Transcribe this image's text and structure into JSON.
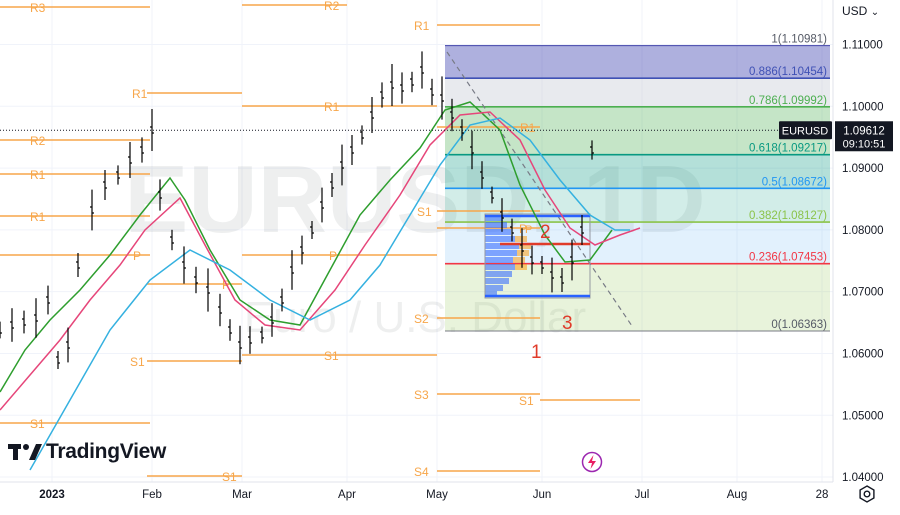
{
  "symbol": "EURUSD",
  "watermark": {
    "title": "EURUSD, 1D",
    "subtitle": "Euro / U.S. Dollar"
  },
  "currency_button": {
    "label": "USD"
  },
  "logo": {
    "text": "TradingView"
  },
  "price_label": {
    "price": "1.09612",
    "countdown": "09:10:51"
  },
  "icons": {
    "currency_chevron": "chevron-down-icon",
    "settings": "gear-icon",
    "alert": "lightning-icon",
    "logo": "tradingview-logo-icon"
  },
  "colors": {
    "up": "#000000",
    "fib_100": "#3d3fa8",
    "fib_886": "#3f51b5",
    "fib_786": "#4caf50",
    "fib_618": "#089981",
    "fib_5": "#2196f3",
    "fib_382": "#8bc34a",
    "fib_236": "#f23645",
    "fib_0": "#787b86",
    "pivot": "#f7a64a",
    "ema_fast": "#2e9e2e",
    "ema_mid": "#e6467a",
    "ema_slow": "#35b1e0",
    "annotation": "#e03b2a"
  },
  "chart_data": {
    "type": "candlestick",
    "title": "",
    "x_labels": [
      "2023",
      "Feb",
      "Mar",
      "Apr",
      "May",
      "Jun",
      "Jul",
      "Aug",
      "28"
    ],
    "y_ticks": [
      "1.11000",
      "1.10000",
      "1.09000",
      "1.08000",
      "1.07000",
      "1.06000",
      "1.05000",
      "1.04000"
    ],
    "ylim": [
      1.0392,
      1.1172
    ],
    "last_price": 1.09612,
    "fibonacci": [
      {
        "ratio": "1",
        "price": "1.10981"
      },
      {
        "ratio": "0.886",
        "price": "1.10454"
      },
      {
        "ratio": "0.786",
        "price": "1.09992"
      },
      {
        "ratio": "0.618",
        "price": "1.09217"
      },
      {
        "ratio": "0.5",
        "price": "1.08672"
      },
      {
        "ratio": "0.382",
        "price": "1.08127"
      },
      {
        "ratio": "0.236",
        "price": "1.07453"
      },
      {
        "ratio": "0",
        "price": "1.06363"
      }
    ],
    "pivots": [
      {
        "label": "R3",
        "price": 1.1158
      },
      {
        "label": "R2",
        "price": 1.0983
      },
      {
        "label": "R1",
        "price": 1.103
      },
      {
        "label": "R1",
        "price": 1.0888
      },
      {
        "label": "R1",
        "price": 1.0823
      },
      {
        "label": "S1",
        "price": 1.081
      },
      {
        "label": "P",
        "price": 1.0766
      },
      {
        "label": "P",
        "price": 1.0718
      },
      {
        "label": "S1",
        "price": 1.0606
      },
      {
        "label": "S1",
        "price": 1.0489
      },
      {
        "label": "S1",
        "price": 1.0403
      },
      {
        "label": "R2",
        "price": 1.116
      },
      {
        "label": "R1",
        "price": 1.101
      },
      {
        "label": "P",
        "price": 1.0766
      },
      {
        "label": "S1",
        "price": 1.06
      },
      {
        "label": "R1",
        "price": 1.1125
      },
      {
        "label": "R1",
        "price": 1.0985
      },
      {
        "label": "S1",
        "price": 1.0832
      },
      {
        "label": "P",
        "price": 1.0796
      },
      {
        "label": "S2",
        "price": 1.0656
      },
      {
        "label": "S3",
        "price": 1.0527
      },
      {
        "label": "S4",
        "price": 1.04
      },
      {
        "label": "S1",
        "price": 1.0517
      }
    ],
    "annotations": [
      "1",
      "2",
      "3"
    ]
  }
}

--------

*What is expected*
Reproduce the material above in full and without alteration, but skip all pictures.

*Task answer*
Transcribe this image's text and structure into JSON.
{
  "symbol": "EURUSD",
  "watermark": {
    "title": "EURUSD, 1D",
    "subtitle": "Euro / U.S. Dollar"
  },
  "currency_button": {
    "label": "USD"
  },
  "logo": {
    "text": "TradingView"
  },
  "price_label": {
    "price": "1.09612",
    "countdown": "09:10:51"
  },
  "icons": {
    "currency_chevron": "chevron-down-icon",
    "settings": "gear-icon",
    "alert": "lightning-icon",
    "logo": "tradingview-logo-icon"
  },
  "colors": {
    "up": "#000000",
    "fib_100": "#3d3fa8",
    "fib_886": "#3f51b5",
    "fib_786": "#4caf50",
    "fib_618": "#089981",
    "fib_5": "#2196f3",
    "fib_382": "#8bc34a",
    "fib_236": "#f23645",
    "fib_0": "#787b86",
    "pivot": "#f7a64a",
    "ema_fast": "#2e9e2e",
    "ema_mid": "#e6467a",
    "ema_slow": "#35b1e0",
    "annotation": "#e03b2a"
  },
  "chart_data": {
    "type": "candlestick",
    "title": "",
    "x_labels": [
      "2023",
      "Feb",
      "Mar",
      "Apr",
      "May",
      "Jun",
      "Jul",
      "Aug",
      "28"
    ],
    "y_ticks": [
      "1.11000",
      "1.10000",
      "1.09000",
      "1.08000",
      "1.07000",
      "1.06000",
      "1.05000",
      "1.04000"
    ],
    "ylim": [
      1.0392,
      1.1172
    ],
    "last_price": 1.09612,
    "fibonacci": [
      {
        "ratio": "1",
        "price": "1.10981"
      },
      {
        "ratio": "0.886",
        "price": "1.10454"
      },
      {
        "ratio": "0.786",
        "price": "1.09992"
      },
      {
        "ratio": "0.618",
        "price": "1.09217"
      },
      {
        "ratio": "0.5",
        "price": "1.08672"
      },
      {
        "ratio": "0.382",
        "price": "1.08127"
      },
      {
        "ratio": "0.236",
        "price": "1.07453"
      },
      {
        "ratio": "0",
        "price": "1.06363"
      }
    ],
    "pivots": [
      {
        "label": "R3",
        "price": 1.1158
      },
      {
        "label": "R2",
        "price": 1.0983
      },
      {
        "label": "R1",
        "price": 1.103
      },
      {
        "label": "R1",
        "price": 1.0888
      },
      {
        "label": "R1",
        "price": 1.0823
      },
      {
        "label": "S1",
        "price": 1.081
      },
      {
        "label": "P",
        "price": 1.0766
      },
      {
        "label": "P",
        "price": 1.0718
      },
      {
        "label": "S1",
        "price": 1.0606
      },
      {
        "label": "S1",
        "price": 1.0489
      },
      {
        "label": "S1",
        "price": 1.0403
      },
      {
        "label": "R2",
        "price": 1.116
      },
      {
        "label": "R1",
        "price": 1.101
      },
      {
        "label": "P",
        "price": 1.0766
      },
      {
        "label": "S1",
        "price": 1.06
      },
      {
        "label": "R1",
        "price": 1.1125
      },
      {
        "label": "R1",
        "price": 1.0985
      },
      {
        "label": "S1",
        "price": 1.0832
      },
      {
        "label": "P",
        "price": 1.0796
      },
      {
        "label": "S2",
        "price": 1.0656
      },
      {
        "label": "S3",
        "price": 1.0527
      },
      {
        "label": "S4",
        "price": 1.04
      },
      {
        "label": "S1",
        "price": 1.0517
      }
    ],
    "annotations": [
      "1",
      "2",
      "3"
    ]
  }
}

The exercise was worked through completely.